What is expected:
Take each line containing "circle" and report it exactly as written.

··········

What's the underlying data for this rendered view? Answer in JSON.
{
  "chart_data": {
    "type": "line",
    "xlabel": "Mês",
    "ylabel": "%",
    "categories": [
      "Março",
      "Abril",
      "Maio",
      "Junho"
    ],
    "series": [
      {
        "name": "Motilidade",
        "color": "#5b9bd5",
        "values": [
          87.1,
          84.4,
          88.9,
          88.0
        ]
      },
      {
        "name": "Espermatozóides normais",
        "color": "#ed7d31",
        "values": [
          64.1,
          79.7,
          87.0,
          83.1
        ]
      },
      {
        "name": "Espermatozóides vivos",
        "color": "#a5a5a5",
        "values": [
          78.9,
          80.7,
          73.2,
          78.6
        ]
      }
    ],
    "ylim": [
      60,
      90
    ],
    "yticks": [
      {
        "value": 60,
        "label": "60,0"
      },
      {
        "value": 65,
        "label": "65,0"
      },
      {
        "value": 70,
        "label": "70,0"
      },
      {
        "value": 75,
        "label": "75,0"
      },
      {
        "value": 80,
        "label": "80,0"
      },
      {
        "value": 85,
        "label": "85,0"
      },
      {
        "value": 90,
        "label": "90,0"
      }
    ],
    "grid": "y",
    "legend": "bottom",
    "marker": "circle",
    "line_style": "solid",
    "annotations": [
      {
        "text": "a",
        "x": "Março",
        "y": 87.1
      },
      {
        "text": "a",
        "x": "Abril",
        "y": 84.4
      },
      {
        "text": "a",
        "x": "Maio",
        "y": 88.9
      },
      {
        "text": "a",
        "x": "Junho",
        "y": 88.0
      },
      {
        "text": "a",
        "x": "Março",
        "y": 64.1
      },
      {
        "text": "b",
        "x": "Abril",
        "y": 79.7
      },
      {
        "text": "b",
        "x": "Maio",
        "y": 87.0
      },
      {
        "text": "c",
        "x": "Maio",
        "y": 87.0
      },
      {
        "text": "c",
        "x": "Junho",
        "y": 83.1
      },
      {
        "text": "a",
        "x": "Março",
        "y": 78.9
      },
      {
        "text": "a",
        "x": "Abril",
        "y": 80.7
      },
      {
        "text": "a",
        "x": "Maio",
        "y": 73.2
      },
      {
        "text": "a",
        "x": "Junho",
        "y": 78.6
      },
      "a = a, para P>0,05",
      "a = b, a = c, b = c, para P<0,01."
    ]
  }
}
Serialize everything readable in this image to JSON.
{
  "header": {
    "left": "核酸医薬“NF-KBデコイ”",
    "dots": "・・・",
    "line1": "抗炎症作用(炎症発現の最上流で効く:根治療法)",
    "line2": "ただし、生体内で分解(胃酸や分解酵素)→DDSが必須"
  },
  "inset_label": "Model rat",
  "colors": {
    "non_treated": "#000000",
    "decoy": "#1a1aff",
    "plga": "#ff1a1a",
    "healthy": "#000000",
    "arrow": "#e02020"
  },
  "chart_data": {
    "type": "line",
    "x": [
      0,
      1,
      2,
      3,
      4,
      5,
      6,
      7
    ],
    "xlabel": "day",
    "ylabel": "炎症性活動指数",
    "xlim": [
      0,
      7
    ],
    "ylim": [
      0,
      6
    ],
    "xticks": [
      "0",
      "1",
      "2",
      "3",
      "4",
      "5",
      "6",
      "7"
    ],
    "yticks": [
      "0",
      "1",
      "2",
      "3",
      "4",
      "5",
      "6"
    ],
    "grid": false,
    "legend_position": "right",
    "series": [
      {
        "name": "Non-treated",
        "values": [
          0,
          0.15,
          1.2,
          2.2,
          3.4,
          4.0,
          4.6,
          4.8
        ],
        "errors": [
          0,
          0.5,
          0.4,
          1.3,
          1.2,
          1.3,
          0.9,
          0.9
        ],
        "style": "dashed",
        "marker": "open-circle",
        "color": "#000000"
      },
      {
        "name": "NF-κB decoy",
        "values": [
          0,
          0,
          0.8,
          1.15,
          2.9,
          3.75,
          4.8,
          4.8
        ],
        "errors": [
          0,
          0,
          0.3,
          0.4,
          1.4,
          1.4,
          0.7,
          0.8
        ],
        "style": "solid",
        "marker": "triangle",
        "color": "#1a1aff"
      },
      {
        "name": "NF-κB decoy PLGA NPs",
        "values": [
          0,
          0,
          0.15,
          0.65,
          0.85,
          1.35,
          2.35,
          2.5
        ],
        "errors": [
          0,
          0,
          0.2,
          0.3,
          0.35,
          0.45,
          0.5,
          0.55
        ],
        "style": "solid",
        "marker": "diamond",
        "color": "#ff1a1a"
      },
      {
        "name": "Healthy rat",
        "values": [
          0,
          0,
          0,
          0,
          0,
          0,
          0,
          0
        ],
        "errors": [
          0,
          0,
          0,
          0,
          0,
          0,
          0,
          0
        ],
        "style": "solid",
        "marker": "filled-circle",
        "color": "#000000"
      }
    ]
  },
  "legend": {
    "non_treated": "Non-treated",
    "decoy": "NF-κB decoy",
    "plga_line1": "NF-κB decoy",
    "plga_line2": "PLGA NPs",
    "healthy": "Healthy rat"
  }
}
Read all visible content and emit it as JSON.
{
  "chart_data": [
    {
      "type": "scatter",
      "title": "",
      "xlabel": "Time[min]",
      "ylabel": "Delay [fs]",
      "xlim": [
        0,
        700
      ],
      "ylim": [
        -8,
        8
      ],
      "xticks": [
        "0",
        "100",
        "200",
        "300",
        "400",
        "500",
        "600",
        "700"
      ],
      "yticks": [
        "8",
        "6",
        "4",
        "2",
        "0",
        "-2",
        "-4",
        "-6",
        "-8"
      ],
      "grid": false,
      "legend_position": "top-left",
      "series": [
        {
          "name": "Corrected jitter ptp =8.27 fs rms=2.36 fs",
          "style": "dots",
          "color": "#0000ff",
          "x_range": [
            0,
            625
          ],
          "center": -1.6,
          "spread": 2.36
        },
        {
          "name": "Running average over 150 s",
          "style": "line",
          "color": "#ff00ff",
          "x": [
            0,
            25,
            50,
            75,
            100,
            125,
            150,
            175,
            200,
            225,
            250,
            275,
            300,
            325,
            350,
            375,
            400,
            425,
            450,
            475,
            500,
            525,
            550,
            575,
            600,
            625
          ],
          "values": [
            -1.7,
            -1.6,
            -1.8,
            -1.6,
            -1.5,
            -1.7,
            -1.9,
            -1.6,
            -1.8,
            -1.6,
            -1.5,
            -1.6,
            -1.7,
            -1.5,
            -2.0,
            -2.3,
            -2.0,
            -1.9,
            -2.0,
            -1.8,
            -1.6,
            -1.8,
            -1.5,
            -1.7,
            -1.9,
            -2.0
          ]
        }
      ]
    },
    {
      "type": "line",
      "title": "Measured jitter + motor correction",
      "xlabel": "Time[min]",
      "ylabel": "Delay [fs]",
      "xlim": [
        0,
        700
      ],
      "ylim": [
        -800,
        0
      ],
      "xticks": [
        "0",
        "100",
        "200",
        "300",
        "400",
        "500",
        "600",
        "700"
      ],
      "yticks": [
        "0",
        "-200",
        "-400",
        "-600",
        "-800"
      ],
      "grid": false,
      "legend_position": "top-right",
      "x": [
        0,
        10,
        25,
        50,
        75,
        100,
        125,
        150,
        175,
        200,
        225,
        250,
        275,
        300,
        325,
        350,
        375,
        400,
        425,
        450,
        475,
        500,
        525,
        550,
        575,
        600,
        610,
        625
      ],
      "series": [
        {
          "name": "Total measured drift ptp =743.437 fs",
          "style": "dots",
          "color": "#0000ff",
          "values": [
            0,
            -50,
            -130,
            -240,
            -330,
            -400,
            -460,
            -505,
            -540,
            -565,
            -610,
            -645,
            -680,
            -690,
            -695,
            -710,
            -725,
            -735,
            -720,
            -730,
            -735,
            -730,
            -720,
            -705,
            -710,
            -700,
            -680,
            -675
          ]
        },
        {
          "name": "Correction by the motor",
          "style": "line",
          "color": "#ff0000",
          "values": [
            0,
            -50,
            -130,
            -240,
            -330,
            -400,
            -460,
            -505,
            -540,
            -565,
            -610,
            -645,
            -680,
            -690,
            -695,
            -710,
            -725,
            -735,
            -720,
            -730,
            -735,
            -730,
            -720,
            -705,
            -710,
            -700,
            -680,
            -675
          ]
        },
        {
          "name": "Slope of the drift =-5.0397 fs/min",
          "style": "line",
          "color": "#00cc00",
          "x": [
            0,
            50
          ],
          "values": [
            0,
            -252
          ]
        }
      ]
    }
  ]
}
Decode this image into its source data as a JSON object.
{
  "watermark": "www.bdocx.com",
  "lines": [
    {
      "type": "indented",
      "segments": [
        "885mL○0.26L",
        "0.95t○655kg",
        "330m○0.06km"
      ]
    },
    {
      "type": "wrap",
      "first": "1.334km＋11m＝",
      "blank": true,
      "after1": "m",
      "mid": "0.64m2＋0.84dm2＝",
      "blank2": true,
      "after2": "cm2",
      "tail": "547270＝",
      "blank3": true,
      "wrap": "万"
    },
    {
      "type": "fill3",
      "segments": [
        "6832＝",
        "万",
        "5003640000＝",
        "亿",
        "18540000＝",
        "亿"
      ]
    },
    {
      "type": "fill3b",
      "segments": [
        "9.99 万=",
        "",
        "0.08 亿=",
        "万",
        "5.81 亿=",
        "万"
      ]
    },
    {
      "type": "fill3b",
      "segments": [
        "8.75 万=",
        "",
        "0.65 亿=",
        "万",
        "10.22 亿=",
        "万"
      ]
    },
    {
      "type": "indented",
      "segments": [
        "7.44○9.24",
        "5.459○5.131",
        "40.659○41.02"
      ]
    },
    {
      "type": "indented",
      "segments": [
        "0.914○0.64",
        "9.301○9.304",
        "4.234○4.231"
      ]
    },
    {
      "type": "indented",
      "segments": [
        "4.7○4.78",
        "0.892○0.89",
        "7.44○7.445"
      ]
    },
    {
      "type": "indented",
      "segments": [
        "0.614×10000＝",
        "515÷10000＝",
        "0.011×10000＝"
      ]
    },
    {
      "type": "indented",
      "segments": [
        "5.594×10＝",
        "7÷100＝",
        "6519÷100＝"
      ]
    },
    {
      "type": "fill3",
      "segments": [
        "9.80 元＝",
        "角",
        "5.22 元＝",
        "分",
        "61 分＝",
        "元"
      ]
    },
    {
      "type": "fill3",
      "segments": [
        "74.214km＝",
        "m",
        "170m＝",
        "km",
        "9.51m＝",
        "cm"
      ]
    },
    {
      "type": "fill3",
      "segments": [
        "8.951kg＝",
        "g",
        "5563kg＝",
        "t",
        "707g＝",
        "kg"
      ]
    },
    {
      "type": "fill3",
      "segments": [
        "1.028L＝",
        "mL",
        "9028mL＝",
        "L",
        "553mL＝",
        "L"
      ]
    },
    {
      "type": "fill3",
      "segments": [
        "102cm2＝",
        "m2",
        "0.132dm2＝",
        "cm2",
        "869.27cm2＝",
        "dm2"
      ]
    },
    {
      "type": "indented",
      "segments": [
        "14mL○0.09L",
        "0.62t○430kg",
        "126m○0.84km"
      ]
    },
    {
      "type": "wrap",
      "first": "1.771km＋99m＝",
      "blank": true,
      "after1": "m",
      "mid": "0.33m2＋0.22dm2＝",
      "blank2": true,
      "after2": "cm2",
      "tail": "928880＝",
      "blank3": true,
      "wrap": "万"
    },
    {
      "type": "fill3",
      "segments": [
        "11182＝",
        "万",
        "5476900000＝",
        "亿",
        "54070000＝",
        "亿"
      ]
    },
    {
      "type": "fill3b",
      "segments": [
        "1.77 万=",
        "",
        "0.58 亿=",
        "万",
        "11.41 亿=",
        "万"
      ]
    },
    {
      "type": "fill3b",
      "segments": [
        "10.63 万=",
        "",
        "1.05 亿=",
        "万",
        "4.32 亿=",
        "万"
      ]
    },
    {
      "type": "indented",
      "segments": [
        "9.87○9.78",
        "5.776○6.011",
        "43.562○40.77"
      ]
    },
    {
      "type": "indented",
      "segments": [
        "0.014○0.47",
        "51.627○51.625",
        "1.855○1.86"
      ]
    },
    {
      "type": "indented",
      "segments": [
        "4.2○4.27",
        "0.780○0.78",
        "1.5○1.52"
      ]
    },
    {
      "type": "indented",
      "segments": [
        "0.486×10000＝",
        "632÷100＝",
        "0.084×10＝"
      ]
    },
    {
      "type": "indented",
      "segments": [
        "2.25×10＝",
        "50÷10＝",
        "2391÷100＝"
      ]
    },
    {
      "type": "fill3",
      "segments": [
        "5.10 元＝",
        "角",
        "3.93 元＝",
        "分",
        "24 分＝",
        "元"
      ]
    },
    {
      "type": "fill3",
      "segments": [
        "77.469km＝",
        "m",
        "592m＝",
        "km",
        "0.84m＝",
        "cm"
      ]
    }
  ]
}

··········

The answer:
    "marker": "circle",
        "marker": "open-circle",
        "marker": "filled-circle",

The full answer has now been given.